[Part of a data file]
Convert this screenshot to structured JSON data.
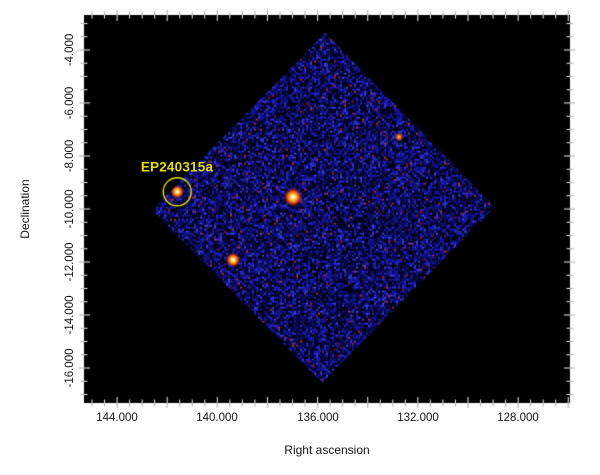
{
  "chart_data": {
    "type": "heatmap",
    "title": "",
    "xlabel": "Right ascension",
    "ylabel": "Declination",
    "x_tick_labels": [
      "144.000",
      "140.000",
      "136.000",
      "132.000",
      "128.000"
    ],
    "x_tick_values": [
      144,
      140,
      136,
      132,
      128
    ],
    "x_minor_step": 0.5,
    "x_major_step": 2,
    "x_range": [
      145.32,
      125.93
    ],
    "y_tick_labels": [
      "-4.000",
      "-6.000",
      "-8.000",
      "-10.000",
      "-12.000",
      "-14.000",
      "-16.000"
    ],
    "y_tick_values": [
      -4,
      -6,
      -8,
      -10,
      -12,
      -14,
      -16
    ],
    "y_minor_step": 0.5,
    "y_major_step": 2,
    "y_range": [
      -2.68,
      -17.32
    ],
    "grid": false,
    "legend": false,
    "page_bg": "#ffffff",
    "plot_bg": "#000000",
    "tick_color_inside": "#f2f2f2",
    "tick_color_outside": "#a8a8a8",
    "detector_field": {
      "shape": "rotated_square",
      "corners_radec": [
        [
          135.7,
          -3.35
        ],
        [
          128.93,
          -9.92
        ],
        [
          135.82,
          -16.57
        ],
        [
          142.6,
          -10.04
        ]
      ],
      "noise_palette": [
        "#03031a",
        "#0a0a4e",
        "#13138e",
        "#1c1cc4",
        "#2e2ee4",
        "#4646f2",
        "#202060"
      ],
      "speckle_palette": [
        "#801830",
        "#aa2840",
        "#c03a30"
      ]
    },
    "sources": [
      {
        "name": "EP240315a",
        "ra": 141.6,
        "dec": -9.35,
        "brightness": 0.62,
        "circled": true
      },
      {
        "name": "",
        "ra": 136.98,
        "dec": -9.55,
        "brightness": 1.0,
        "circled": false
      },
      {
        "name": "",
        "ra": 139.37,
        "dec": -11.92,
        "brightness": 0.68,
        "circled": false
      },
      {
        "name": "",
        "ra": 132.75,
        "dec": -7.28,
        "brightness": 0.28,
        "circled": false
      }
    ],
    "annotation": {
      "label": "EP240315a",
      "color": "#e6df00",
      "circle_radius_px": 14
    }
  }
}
...
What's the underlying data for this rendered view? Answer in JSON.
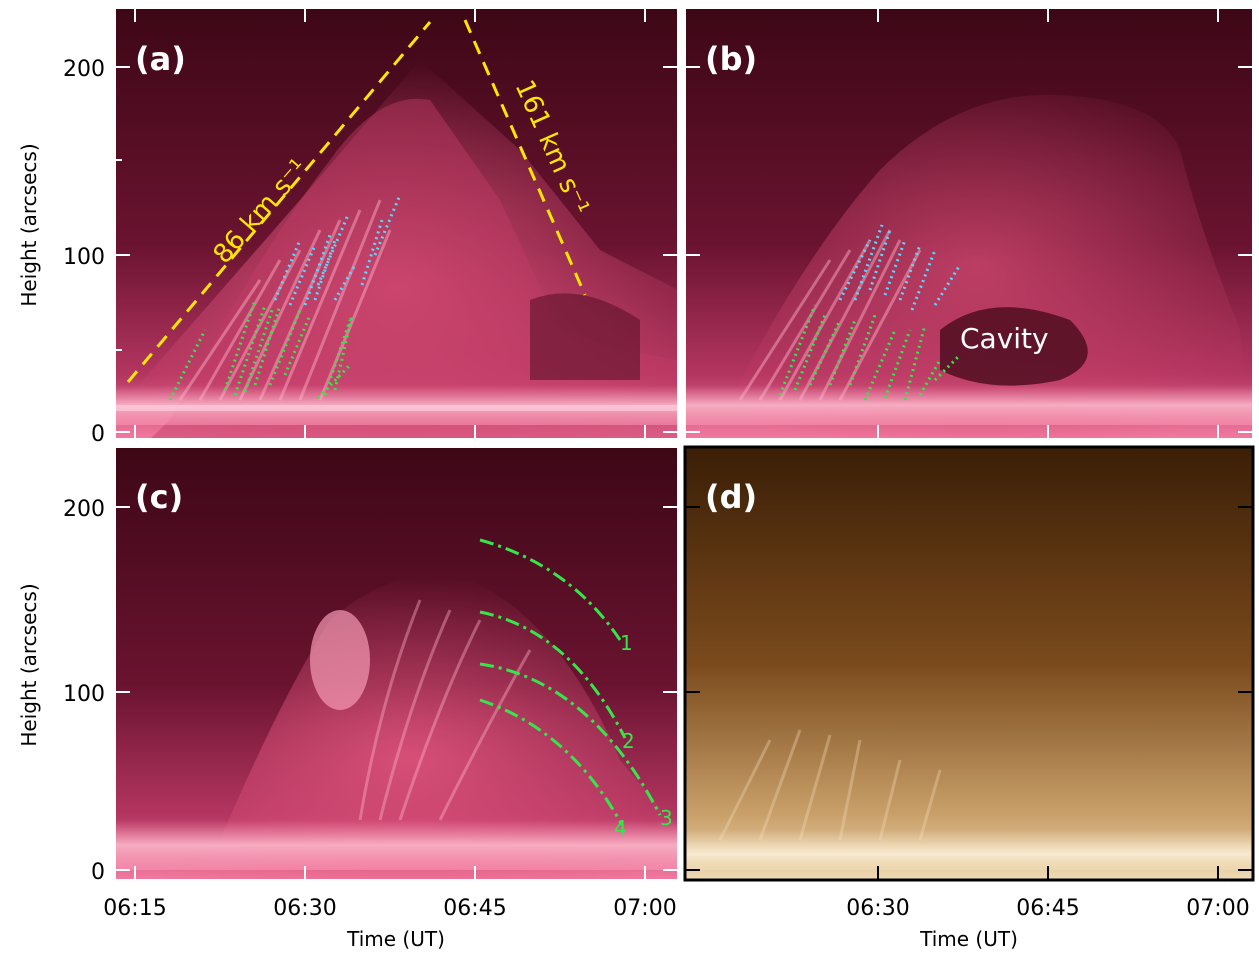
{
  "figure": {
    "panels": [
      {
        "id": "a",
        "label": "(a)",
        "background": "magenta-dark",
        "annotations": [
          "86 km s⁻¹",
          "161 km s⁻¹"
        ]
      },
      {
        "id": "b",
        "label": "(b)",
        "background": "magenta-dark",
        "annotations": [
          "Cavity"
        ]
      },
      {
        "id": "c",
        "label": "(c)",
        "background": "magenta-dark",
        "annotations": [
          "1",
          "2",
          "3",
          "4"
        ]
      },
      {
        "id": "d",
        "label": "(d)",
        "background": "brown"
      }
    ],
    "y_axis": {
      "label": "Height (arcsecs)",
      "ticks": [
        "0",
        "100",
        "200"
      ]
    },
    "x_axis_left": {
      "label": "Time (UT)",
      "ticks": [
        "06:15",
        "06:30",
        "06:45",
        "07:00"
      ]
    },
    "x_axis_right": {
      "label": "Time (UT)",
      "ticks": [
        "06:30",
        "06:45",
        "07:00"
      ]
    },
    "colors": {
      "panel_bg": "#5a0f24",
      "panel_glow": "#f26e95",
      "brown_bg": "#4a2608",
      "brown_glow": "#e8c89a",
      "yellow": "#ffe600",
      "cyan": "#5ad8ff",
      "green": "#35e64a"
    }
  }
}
--
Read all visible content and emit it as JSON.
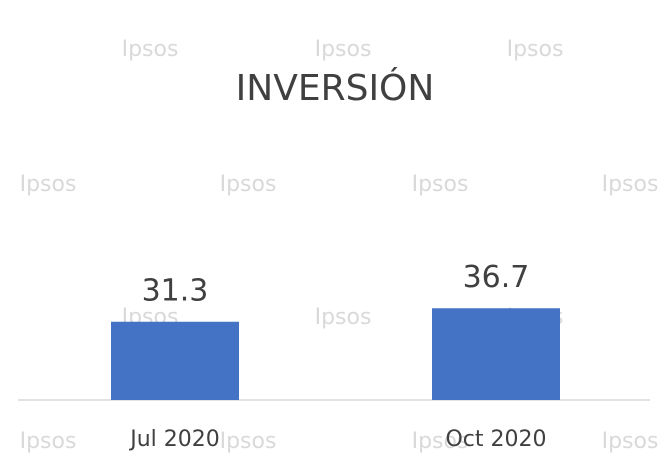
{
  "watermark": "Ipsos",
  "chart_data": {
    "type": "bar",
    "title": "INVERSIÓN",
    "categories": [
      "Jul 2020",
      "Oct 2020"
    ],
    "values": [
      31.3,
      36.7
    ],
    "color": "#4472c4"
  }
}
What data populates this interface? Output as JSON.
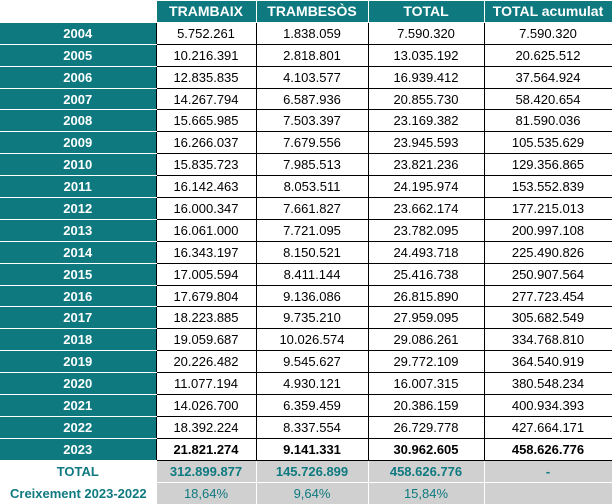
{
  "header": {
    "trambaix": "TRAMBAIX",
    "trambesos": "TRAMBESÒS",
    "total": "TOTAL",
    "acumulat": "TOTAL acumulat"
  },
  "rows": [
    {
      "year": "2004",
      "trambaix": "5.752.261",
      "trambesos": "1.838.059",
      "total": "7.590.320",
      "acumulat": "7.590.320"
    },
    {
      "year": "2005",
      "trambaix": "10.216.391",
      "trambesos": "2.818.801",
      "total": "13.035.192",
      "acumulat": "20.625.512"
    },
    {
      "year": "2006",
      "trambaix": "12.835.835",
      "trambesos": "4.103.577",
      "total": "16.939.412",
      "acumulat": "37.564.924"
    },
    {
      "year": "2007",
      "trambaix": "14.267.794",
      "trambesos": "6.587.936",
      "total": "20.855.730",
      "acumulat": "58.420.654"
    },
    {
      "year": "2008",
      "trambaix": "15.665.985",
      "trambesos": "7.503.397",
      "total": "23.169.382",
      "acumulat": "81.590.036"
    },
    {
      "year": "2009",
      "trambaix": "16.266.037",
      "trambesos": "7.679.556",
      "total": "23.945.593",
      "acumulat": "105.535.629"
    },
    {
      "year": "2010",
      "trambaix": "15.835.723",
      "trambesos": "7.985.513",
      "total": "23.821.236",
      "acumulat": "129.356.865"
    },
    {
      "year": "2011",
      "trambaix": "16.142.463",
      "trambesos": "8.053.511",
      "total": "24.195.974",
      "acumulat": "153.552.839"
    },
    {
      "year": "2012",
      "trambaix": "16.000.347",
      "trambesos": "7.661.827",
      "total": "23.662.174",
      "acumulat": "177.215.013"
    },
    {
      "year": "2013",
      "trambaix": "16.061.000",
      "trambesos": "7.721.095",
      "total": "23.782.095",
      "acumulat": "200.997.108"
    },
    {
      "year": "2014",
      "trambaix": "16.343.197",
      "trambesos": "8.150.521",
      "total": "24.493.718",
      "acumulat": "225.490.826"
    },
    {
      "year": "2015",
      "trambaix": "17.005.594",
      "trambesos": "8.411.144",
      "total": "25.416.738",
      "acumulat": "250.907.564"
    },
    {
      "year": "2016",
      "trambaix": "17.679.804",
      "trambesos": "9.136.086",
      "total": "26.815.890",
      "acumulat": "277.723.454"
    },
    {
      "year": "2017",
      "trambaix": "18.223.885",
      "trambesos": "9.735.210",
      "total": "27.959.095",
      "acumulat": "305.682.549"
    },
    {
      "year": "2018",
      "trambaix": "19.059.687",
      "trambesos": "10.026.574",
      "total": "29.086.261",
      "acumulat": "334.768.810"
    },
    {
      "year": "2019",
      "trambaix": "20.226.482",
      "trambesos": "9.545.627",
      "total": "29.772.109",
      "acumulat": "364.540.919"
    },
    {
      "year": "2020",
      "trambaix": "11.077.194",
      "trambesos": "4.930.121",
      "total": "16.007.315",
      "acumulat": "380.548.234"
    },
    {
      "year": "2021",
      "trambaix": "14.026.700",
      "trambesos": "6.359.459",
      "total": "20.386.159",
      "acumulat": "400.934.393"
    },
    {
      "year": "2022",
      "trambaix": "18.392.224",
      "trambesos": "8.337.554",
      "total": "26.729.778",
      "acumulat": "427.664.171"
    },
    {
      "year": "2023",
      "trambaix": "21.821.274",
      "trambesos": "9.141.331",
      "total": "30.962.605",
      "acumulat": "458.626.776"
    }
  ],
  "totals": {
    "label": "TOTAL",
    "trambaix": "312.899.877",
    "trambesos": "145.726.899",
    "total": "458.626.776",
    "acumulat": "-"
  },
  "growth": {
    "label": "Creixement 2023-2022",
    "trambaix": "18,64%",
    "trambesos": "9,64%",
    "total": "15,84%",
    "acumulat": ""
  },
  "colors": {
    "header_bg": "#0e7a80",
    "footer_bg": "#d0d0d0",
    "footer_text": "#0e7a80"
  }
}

What is needed:
Using the material above, work out how many lines contain the string "brightness". Give that number alone.

Reply:
4